— start of Given data —

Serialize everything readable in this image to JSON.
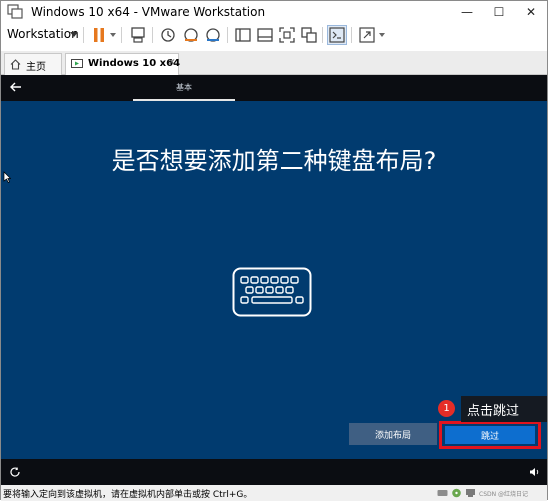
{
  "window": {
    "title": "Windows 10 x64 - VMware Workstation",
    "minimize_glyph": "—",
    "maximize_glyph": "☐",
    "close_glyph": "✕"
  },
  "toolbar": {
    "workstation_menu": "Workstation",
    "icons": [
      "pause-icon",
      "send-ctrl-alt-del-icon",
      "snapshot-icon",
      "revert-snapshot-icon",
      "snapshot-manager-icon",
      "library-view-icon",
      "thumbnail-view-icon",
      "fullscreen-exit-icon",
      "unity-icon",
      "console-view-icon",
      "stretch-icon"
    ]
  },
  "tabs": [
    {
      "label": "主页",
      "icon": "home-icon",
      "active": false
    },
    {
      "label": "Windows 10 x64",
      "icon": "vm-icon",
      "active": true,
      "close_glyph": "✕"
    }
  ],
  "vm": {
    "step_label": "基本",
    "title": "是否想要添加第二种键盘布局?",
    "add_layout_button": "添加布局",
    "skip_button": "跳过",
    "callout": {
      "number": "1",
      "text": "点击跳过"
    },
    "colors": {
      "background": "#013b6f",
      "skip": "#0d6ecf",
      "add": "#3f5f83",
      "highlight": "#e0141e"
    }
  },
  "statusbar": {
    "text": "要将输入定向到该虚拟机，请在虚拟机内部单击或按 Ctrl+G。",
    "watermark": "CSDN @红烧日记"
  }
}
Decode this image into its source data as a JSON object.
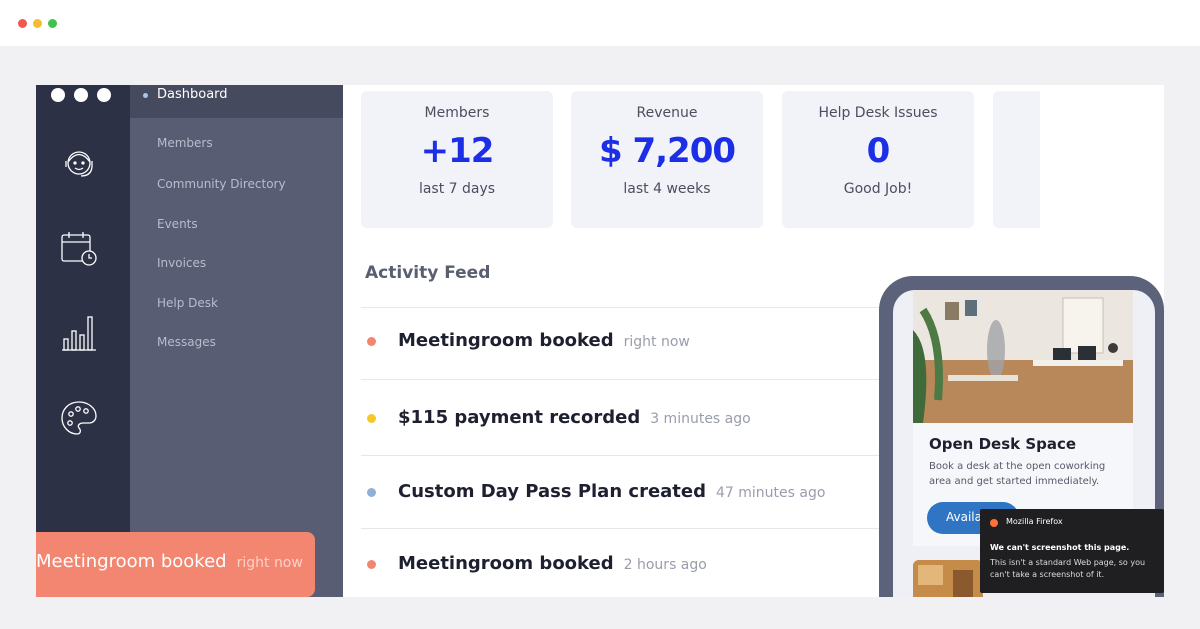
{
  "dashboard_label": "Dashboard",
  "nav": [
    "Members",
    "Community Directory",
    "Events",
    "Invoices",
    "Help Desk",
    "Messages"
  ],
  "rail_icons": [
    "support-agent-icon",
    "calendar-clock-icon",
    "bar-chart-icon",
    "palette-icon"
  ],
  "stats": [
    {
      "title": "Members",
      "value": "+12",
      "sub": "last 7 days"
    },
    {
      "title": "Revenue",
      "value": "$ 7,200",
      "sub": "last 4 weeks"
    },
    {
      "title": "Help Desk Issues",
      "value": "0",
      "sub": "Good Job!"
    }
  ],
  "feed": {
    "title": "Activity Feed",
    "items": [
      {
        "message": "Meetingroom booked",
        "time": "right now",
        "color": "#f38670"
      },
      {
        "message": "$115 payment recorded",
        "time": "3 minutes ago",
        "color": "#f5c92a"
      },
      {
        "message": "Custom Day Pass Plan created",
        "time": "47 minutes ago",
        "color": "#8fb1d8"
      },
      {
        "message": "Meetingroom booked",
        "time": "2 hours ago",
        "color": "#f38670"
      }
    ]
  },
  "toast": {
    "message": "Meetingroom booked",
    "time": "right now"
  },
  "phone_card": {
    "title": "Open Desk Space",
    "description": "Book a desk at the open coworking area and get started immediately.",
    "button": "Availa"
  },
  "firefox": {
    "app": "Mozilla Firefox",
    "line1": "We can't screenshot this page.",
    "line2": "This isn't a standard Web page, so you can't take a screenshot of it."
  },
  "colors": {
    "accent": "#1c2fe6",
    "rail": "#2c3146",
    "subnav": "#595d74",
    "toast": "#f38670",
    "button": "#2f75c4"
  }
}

— end of Given data —

*What you should do*.
Reproduce all the records verbatim, excluding images.

*Reply*.
Serialize everything readable in this image to JSON.
{
  "window": {
    "title": "Windows 10 x64 - VMware Workstation",
    "minimize_glyph": "—",
    "maximize_glyph": "☐",
    "close_glyph": "✕"
  },
  "toolbar": {
    "workstation_menu": "Workstation",
    "icons": [
      "pause-icon",
      "send-ctrl-alt-del-icon",
      "snapshot-icon",
      "revert-snapshot-icon",
      "snapshot-manager-icon",
      "library-view-icon",
      "thumbnail-view-icon",
      "fullscreen-exit-icon",
      "unity-icon",
      "console-view-icon",
      "stretch-icon"
    ]
  },
  "tabs": [
    {
      "label": "主页",
      "icon": "home-icon",
      "active": false
    },
    {
      "label": "Windows 10 x64",
      "icon": "vm-icon",
      "active": true,
      "close_glyph": "✕"
    }
  ],
  "vm": {
    "step_label": "基本",
    "title": "是否想要添加第二种键盘布局?",
    "add_layout_button": "添加布局",
    "skip_button": "跳过",
    "callout": {
      "number": "1",
      "text": "点击跳过"
    },
    "colors": {
      "background": "#013b6f",
      "skip": "#0d6ecf",
      "add": "#3f5f83",
      "highlight": "#e0141e"
    }
  },
  "statusbar": {
    "text": "要将输入定向到该虚拟机，请在虚拟机内部单击或按 Ctrl+G。",
    "watermark": "CSDN @红烧日记"
  }
}
Decode this image into its source data as a JSON object.
{
  "dashboard_label": "Dashboard",
  "nav": [
    "Members",
    "Community Directory",
    "Events",
    "Invoices",
    "Help Desk",
    "Messages"
  ],
  "rail_icons": [
    "support-agent-icon",
    "calendar-clock-icon",
    "bar-chart-icon",
    "palette-icon"
  ],
  "stats": [
    {
      "title": "Members",
      "value": "+12",
      "sub": "last 7 days"
    },
    {
      "title": "Revenue",
      "value": "$ 7,200",
      "sub": "last 4 weeks"
    },
    {
      "title": "Help Desk Issues",
      "value": "0",
      "sub": "Good Job!"
    }
  ],
  "feed": {
    "title": "Activity Feed",
    "items": [
      {
        "message": "Meetingroom booked",
        "time": "right now",
        "color": "#f38670"
      },
      {
        "message": "$115 payment recorded",
        "time": "3 minutes ago",
        "color": "#f5c92a"
      },
      {
        "message": "Custom Day Pass Plan created",
        "time": "47 minutes ago",
        "color": "#8fb1d8"
      },
      {
        "message": "Meetingroom booked",
        "time": "2 hours ago",
        "color": "#f38670"
      }
    ]
  },
  "toast": {
    "message": "Meetingroom booked",
    "time": "right now"
  },
  "phone_card": {
    "title": "Open Desk Space",
    "description": "Book a desk at the open coworking area and get started immediately.",
    "button": "Availa"
  },
  "firefox": {
    "app": "Mozilla Firefox",
    "line1": "We can't screenshot this page.",
    "line2": "This isn't a standard Web page, so you can't take a screenshot of it."
  },
  "colors": {
    "accent": "#1c2fe6",
    "rail": "#2c3146",
    "subnav": "#595d74",
    "toast": "#f38670",
    "button": "#2f75c4"
  }
}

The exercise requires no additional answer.